[Entries from a dataset]
========================

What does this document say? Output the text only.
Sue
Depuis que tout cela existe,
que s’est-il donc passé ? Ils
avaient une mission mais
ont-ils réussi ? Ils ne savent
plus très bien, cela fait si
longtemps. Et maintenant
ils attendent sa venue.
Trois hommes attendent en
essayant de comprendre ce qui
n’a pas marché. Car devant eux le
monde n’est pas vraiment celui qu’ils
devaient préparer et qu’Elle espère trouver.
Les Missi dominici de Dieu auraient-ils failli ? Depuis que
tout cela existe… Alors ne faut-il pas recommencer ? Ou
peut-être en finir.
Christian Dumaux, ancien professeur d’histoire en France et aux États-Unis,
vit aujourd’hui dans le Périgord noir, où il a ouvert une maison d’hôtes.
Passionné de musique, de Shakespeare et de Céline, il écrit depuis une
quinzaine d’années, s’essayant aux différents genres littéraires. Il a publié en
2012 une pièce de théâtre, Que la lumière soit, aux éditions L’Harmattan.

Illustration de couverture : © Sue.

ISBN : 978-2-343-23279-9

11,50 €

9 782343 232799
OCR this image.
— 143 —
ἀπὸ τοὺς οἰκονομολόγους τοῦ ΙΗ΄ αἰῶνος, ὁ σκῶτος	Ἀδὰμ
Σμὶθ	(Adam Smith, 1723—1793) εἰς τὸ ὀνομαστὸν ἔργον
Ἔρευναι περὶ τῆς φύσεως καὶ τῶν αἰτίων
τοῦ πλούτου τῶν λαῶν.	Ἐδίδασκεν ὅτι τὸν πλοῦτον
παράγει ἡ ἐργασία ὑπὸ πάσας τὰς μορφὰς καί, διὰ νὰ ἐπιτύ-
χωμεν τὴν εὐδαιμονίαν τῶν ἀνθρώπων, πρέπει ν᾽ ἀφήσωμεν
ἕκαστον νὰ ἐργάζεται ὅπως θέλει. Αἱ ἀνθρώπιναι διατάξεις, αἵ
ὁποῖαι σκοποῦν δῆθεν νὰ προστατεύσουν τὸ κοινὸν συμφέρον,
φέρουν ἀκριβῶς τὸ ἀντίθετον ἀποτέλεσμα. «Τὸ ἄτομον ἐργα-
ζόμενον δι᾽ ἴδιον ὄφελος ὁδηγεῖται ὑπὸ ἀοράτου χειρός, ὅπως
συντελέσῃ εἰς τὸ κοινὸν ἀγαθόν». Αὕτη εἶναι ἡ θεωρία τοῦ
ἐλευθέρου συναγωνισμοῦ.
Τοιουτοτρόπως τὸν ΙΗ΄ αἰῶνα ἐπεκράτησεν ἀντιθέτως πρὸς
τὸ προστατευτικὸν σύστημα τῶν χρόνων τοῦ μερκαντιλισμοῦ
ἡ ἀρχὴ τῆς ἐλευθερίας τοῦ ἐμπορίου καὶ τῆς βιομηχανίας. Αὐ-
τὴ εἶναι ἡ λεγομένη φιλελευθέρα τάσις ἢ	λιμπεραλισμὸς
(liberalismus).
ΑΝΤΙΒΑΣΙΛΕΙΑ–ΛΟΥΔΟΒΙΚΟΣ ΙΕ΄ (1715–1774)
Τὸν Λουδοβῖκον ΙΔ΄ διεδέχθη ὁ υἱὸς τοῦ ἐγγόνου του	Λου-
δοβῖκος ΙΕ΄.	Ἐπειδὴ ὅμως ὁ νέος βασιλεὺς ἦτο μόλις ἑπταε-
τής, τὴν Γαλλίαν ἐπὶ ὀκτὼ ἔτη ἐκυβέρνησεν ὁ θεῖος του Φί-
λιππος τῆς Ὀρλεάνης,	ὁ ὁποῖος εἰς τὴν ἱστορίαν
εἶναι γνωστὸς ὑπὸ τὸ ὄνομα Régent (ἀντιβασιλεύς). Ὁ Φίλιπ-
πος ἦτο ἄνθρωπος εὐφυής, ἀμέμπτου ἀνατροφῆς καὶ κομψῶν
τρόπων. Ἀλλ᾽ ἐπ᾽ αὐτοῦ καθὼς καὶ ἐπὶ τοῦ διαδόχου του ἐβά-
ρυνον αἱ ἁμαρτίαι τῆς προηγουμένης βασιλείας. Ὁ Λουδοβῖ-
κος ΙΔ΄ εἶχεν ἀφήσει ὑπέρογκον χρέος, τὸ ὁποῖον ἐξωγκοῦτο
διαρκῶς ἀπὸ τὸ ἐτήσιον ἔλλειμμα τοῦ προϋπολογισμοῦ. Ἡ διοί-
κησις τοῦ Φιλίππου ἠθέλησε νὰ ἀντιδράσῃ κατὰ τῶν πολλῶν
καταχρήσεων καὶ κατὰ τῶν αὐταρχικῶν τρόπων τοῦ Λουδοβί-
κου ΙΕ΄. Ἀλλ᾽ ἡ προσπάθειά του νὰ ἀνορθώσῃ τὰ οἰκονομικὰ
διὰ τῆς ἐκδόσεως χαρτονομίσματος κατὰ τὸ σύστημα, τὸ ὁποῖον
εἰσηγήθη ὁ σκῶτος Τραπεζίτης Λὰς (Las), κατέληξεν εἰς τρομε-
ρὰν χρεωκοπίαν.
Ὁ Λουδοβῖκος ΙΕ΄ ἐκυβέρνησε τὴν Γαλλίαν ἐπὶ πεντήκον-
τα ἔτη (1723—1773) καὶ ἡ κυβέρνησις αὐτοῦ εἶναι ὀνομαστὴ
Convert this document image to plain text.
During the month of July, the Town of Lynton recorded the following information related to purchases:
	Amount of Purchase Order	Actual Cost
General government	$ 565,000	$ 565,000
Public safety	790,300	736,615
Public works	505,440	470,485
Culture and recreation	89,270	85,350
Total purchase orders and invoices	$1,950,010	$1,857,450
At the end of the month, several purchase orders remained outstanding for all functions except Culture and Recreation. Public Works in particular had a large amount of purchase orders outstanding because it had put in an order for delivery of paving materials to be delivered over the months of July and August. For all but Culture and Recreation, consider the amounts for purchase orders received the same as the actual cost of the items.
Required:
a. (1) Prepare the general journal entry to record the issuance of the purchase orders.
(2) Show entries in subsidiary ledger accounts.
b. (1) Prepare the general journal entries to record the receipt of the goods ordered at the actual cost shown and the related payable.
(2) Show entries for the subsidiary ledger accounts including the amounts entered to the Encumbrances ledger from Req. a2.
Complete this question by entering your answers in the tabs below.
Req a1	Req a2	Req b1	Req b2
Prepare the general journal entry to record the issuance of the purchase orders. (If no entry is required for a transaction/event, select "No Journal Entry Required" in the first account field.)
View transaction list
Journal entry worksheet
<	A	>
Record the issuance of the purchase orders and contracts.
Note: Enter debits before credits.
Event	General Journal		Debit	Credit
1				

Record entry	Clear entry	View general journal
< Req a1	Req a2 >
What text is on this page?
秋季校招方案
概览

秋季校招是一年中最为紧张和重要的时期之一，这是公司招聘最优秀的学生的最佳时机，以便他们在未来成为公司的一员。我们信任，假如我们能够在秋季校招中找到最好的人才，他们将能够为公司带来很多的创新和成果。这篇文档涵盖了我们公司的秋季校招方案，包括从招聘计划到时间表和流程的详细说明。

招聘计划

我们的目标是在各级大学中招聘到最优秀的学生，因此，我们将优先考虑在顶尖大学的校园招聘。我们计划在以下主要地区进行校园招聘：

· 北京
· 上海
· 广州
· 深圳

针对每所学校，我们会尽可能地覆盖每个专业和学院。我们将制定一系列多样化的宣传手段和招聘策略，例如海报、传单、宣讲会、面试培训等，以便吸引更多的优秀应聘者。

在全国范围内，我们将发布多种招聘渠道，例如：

========================

§ Set task: Quote, word for word, every line starting at the one that contains "What text is on this page?" and ending with the final line of the entries.

§ Solution:
What text is on this page?
秋季校招方案
概览

秋季校招是一年中最为紧张和重要的时期之一，这是公司招聘最优秀的学生的最佳时机，以便他们在未来成为公司的一员。我们信任，假如我们能够在秋季校招中找到最好的人才，他们将能够为公司带来很多的创新和成果。这篇文档涵盖了我们公司的秋季校招方案，包括从招聘计划到时间表和流程的详细说明。

招聘计划

我们的目标是在各级大学中招聘到最优秀的学生，因此，我们将优先考虑在顶尖大学的校园招聘。我们计划在以下主要地区进行校园招聘：

· 北京
· 上海
· 广州
· 深圳

针对每所学校，我们会尽可能地覆盖每个专业和学院。我们将制定一系列多样化的宣传手段和招聘策略，例如海报、传单、宣讲会、面试培训等，以便吸引更多的优秀应聘者。

在全国范围内，我们将发布多种招聘渠道，例如：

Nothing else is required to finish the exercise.